◆ **THE TASK**: Copy nothing but the lines from the one containing "What's the underlying" through the last line of the records, repeated exactly and without pictures.

[Start ENTRIES PROVIDED]

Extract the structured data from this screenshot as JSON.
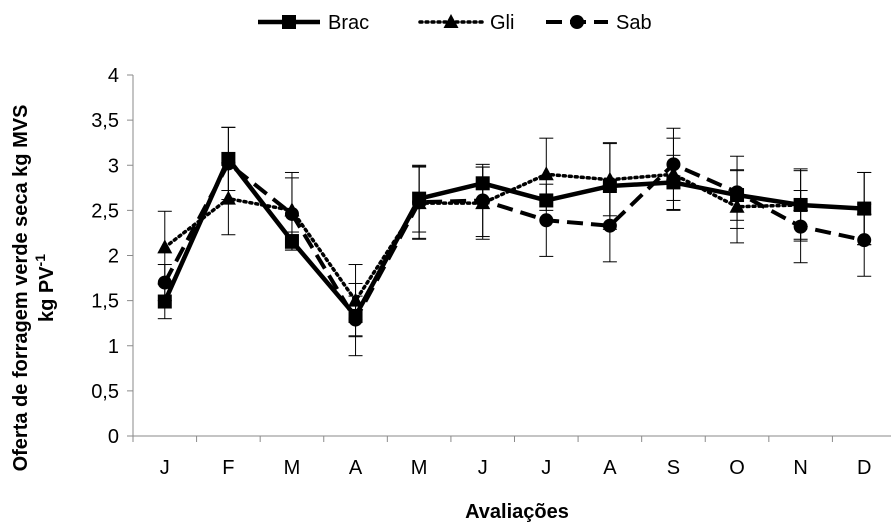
{
  "chart_data": {
    "type": "line",
    "title": "",
    "xlabel": "Avaliações",
    "ylabel_line1": "Oferta de forragem verde seca kg MVS",
    "ylabel_line2": "kg PV",
    "ylabel_superscript": "-1",
    "categories": [
      "J",
      "F",
      "M",
      "A",
      "M",
      "J",
      "J",
      "A",
      "S",
      "O",
      "N",
      "D"
    ],
    "ylim": [
      0,
      4
    ],
    "yticks": [
      0,
      0.5,
      1,
      1.5,
      2,
      2.5,
      3,
      3.5,
      4
    ],
    "ytick_labels": [
      "0",
      "0,5",
      "1",
      "1,5",
      "2",
      "2,5",
      "3",
      "3,5",
      "4"
    ],
    "grid": false,
    "legend_position": "top-center",
    "series": [
      {
        "name": "Brac",
        "style": "solid",
        "marker": "square",
        "color": "#000000",
        "values": [
          1.49,
          3.07,
          2.16,
          1.33,
          2.63,
          2.8,
          2.61,
          2.77,
          2.81,
          2.67,
          2.56,
          2.52
        ],
        "error": [
          0.19,
          0.35,
          0.1,
          0.22,
          0.37,
          0.18,
          0.0,
          0.48,
          0.3,
          0.28,
          0.38,
          0.4
        ]
      },
      {
        "name": "Gli",
        "style": "dotted",
        "marker": "triangle",
        "color": "#000000",
        "values": [
          2.09,
          2.63,
          2.5,
          1.5,
          2.58,
          2.58,
          2.9,
          2.84,
          2.9,
          2.54,
          2.56,
          2.52
        ],
        "error": [
          0.4,
          0.4,
          0.42,
          0.4,
          0.4,
          0.4,
          0.4,
          0.4,
          0.4,
          0.4,
          0.4,
          0.4
        ]
      },
      {
        "name": "Sab",
        "style": "dashed",
        "marker": "circle",
        "color": "#000000",
        "values": [
          1.7,
          3.02,
          2.46,
          1.29,
          2.59,
          2.61,
          2.39,
          2.33,
          3.01,
          2.7,
          2.32,
          2.17
        ],
        "error": [
          0.2,
          0.4,
          0.4,
          0.4,
          0.4,
          0.4,
          0.4,
          0.4,
          0.4,
          0.4,
          0.4,
          0.4
        ]
      }
    ]
  }
}
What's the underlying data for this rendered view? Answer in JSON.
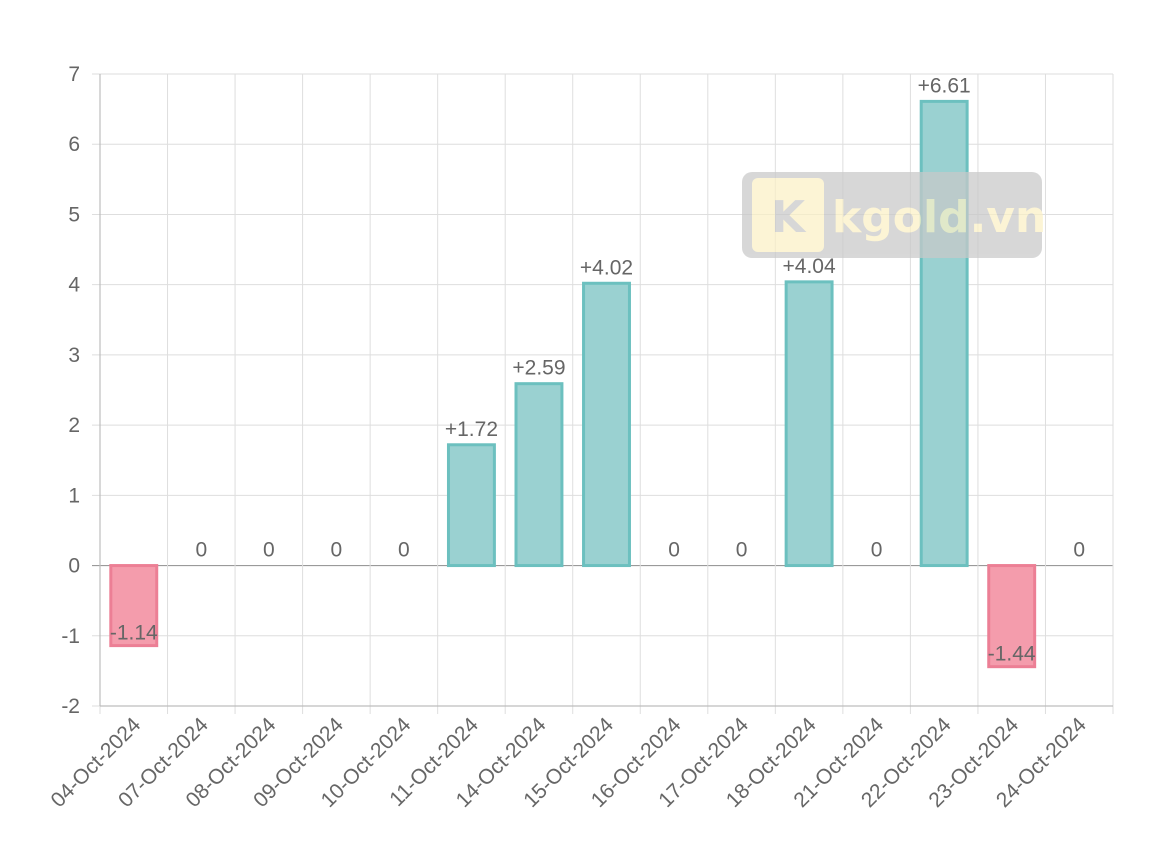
{
  "chart_data": {
    "type": "bar",
    "categories": [
      "04-Oct-2024",
      "07-Oct-2024",
      "08-Oct-2024",
      "09-Oct-2024",
      "10-Oct-2024",
      "11-Oct-2024",
      "14-Oct-2024",
      "15-Oct-2024",
      "16-Oct-2024",
      "17-Oct-2024",
      "18-Oct-2024",
      "21-Oct-2024",
      "22-Oct-2024",
      "23-Oct-2024",
      "24-Oct-2024"
    ],
    "values": [
      -1.14,
      0,
      0,
      0,
      0,
      1.72,
      2.59,
      4.02,
      0,
      0,
      4.04,
      0,
      6.61,
      -1.44,
      0
    ],
    "data_labels": [
      "-1.14",
      "0",
      "0",
      "0",
      "0",
      "+1.72",
      "+2.59",
      "+4.02",
      "0",
      "0",
      "+4.04",
      "0",
      "+6.61",
      "-1.44",
      "0"
    ],
    "ylim": [
      -2,
      7
    ],
    "yticks": [
      -2,
      -1,
      0,
      1,
      2,
      3,
      4,
      5,
      6,
      7
    ],
    "grid": true,
    "legend": "none",
    "colors": {
      "positive_fill": "#9ad1d1",
      "positive_stroke": "#6cc0bf",
      "negative_fill": "#f49cac",
      "negative_stroke": "#ec7f95"
    }
  },
  "watermark": {
    "logo_letter": "K",
    "text": "kgold.vn"
  }
}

[End ENTRIES PROVIDED]

◆ **EXERCISE OUTPUT**:
What's the underlying data for this rendered view? Answer in JSON.
{
  "chart_data": {
    "type": "bar",
    "categories": [
      "04-Oct-2024",
      "07-Oct-2024",
      "08-Oct-2024",
      "09-Oct-2024",
      "10-Oct-2024",
      "11-Oct-2024",
      "14-Oct-2024",
      "15-Oct-2024",
      "16-Oct-2024",
      "17-Oct-2024",
      "18-Oct-2024",
      "21-Oct-2024",
      "22-Oct-2024",
      "23-Oct-2024",
      "24-Oct-2024"
    ],
    "values": [
      -1.14,
      0,
      0,
      0,
      0,
      1.72,
      2.59,
      4.02,
      0,
      0,
      4.04,
      0,
      6.61,
      -1.44,
      0
    ],
    "data_labels": [
      "-1.14",
      "0",
      "0",
      "0",
      "0",
      "+1.72",
      "+2.59",
      "+4.02",
      "0",
      "0",
      "+4.04",
      "0",
      "+6.61",
      "-1.44",
      "0"
    ],
    "ylim": [
      -2,
      7
    ],
    "yticks": [
      -2,
      -1,
      0,
      1,
      2,
      3,
      4,
      5,
      6,
      7
    ],
    "grid": true,
    "legend": "none",
    "colors": {
      "positive_fill": "#9ad1d1",
      "positive_stroke": "#6cc0bf",
      "negative_fill": "#f49cac",
      "negative_stroke": "#ec7f95"
    }
  },
  "watermark": {
    "logo_letter": "K",
    "text": "kgold.vn"
  }
}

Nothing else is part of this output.